-- Start of Input records --
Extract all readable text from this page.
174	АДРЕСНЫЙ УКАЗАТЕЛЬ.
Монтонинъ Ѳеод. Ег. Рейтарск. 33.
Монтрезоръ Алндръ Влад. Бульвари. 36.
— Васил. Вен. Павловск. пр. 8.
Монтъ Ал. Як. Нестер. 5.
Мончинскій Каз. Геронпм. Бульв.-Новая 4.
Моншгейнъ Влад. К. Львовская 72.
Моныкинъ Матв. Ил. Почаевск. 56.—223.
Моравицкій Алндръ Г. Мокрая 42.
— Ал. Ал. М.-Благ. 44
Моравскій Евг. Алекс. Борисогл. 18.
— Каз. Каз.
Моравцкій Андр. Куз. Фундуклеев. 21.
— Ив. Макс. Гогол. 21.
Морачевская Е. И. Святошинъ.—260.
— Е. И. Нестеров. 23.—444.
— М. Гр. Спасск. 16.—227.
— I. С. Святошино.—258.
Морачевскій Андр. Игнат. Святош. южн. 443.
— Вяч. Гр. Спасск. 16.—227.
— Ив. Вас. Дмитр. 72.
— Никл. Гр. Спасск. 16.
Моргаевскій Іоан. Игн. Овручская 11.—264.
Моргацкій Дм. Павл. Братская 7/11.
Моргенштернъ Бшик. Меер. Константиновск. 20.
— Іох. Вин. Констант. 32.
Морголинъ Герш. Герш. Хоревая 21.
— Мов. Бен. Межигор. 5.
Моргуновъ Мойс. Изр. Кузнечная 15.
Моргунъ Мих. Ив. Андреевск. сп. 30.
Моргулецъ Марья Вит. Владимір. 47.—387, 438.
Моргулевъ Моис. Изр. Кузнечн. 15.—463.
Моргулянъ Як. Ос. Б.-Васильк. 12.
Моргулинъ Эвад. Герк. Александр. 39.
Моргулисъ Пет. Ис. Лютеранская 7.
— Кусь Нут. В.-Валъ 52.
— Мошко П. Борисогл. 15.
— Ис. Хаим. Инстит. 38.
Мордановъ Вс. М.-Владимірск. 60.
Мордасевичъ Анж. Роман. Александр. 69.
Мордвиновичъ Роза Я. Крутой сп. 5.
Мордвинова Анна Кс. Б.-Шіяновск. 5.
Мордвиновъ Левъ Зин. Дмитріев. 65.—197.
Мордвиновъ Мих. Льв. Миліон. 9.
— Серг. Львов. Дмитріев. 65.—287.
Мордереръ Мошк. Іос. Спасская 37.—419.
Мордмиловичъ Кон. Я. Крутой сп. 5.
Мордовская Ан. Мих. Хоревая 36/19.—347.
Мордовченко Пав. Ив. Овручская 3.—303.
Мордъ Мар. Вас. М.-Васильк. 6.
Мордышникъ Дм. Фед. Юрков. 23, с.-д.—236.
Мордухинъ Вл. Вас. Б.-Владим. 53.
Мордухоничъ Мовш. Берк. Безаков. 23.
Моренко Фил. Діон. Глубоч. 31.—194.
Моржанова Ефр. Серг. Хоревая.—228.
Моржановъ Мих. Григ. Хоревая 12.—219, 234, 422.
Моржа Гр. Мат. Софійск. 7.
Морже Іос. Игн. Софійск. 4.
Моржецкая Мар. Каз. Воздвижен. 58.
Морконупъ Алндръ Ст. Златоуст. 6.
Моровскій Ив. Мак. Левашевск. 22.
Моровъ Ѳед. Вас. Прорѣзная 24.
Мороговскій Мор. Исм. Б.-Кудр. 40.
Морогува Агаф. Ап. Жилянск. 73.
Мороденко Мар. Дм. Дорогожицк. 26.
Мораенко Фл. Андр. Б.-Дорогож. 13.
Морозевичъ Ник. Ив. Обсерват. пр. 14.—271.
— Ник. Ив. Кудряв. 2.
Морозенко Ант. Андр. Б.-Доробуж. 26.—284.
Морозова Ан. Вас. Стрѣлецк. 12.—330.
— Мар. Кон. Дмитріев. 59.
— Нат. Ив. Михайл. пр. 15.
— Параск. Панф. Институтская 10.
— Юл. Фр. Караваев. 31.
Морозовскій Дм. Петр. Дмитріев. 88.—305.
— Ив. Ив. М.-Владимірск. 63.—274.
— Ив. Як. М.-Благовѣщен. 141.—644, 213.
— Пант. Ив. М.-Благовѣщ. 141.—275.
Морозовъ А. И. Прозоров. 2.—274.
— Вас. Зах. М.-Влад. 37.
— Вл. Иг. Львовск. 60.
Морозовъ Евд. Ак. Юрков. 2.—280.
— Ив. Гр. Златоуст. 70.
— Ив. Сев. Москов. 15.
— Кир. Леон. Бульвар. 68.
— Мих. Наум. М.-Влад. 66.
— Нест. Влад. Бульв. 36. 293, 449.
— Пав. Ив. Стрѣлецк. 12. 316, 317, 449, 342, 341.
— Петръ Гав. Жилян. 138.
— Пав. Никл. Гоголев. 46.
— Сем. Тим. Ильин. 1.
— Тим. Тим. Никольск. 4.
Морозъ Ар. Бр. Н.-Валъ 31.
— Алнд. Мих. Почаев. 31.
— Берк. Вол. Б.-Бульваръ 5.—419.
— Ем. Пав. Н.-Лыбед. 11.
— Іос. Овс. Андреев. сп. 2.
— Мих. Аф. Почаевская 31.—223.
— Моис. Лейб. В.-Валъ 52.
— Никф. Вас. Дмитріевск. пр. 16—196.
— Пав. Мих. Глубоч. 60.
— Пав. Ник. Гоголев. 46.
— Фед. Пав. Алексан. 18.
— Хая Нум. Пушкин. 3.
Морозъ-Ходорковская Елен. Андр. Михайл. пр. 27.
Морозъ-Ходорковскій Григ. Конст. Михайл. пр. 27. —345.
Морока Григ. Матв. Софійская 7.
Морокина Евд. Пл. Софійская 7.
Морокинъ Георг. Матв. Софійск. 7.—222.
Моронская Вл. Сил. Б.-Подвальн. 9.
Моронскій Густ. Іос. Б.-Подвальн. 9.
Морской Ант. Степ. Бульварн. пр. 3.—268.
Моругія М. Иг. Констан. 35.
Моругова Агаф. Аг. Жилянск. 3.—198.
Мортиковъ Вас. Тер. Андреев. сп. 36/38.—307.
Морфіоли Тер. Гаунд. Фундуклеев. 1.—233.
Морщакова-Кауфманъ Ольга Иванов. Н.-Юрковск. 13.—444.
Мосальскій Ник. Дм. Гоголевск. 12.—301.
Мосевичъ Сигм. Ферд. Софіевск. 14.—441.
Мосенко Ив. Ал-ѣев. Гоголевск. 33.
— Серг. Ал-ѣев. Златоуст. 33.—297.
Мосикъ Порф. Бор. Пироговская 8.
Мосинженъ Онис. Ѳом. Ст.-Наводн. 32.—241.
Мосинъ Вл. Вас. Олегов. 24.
-- End of Input records --
-- Start of Input records --
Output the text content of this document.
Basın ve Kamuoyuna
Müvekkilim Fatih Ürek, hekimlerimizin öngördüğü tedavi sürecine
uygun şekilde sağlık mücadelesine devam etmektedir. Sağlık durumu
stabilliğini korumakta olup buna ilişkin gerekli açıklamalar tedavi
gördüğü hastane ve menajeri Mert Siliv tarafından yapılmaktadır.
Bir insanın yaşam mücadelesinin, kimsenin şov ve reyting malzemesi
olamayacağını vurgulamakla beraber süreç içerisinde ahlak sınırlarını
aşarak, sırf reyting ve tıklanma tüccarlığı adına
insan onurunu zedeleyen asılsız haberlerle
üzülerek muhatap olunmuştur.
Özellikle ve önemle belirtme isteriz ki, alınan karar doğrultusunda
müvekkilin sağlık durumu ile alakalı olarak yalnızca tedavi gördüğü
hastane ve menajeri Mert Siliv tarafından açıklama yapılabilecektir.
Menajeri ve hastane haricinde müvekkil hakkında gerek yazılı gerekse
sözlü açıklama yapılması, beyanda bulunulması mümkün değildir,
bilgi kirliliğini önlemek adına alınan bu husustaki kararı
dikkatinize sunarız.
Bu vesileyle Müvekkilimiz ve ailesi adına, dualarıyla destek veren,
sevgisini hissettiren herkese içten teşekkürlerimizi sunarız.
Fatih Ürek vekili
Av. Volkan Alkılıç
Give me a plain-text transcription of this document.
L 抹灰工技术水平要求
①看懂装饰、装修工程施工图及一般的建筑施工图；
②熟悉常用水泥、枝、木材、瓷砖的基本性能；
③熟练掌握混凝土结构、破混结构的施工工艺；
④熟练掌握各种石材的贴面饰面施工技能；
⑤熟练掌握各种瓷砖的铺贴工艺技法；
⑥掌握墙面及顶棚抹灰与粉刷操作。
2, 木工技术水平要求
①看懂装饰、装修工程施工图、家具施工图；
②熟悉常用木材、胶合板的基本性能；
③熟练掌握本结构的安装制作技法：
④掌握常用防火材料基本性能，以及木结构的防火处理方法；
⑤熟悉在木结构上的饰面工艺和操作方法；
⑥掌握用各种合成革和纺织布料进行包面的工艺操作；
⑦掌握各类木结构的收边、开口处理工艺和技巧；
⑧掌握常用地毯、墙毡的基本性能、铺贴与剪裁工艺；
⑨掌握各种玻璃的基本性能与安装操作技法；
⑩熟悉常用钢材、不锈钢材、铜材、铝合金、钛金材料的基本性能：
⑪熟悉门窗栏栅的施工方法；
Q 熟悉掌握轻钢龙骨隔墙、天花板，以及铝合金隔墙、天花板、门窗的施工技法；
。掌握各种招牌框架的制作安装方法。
-- End of Input records --
-- Start of Input records --
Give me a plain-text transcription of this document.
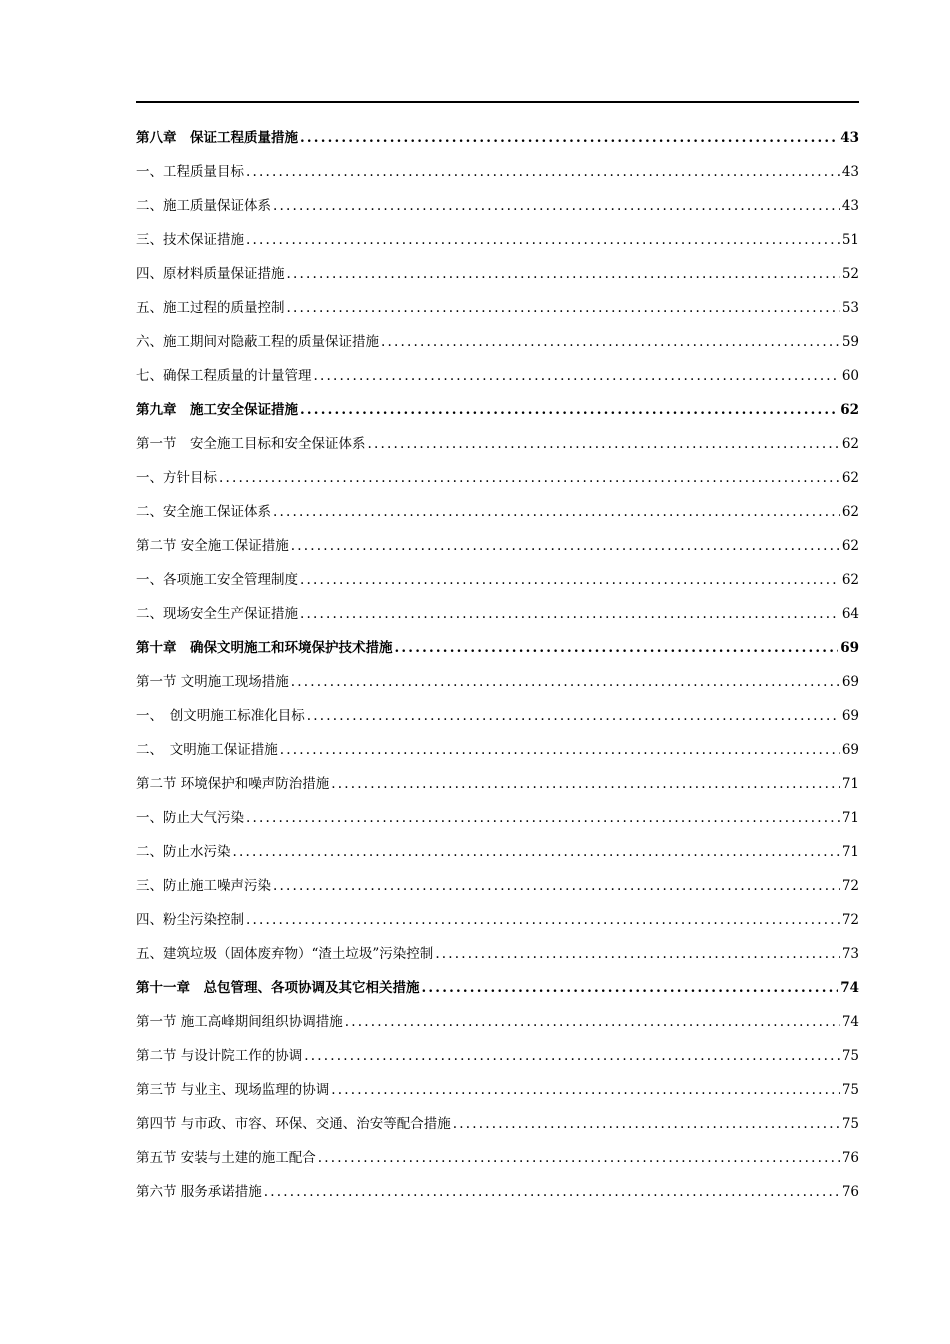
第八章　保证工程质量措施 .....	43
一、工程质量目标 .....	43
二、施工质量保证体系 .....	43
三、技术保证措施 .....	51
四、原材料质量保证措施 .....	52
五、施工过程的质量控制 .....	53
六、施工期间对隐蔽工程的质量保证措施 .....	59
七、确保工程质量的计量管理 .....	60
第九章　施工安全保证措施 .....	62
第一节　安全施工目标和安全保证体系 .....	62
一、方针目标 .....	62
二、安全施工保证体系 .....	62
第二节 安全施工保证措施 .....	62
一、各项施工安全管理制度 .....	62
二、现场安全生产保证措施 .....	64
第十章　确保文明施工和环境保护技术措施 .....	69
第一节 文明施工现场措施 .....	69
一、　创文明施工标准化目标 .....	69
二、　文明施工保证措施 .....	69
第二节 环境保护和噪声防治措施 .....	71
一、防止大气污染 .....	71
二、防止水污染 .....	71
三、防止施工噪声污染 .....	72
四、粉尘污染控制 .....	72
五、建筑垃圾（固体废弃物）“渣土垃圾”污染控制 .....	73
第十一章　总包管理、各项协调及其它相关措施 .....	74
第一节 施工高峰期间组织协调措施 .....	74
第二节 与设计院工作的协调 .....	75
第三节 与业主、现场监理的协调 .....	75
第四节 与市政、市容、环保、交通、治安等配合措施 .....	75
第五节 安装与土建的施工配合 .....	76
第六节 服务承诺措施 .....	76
-- End of Input records --
Tally up the lines in the records that contain the word "①看懂装饰" and give only the total.

2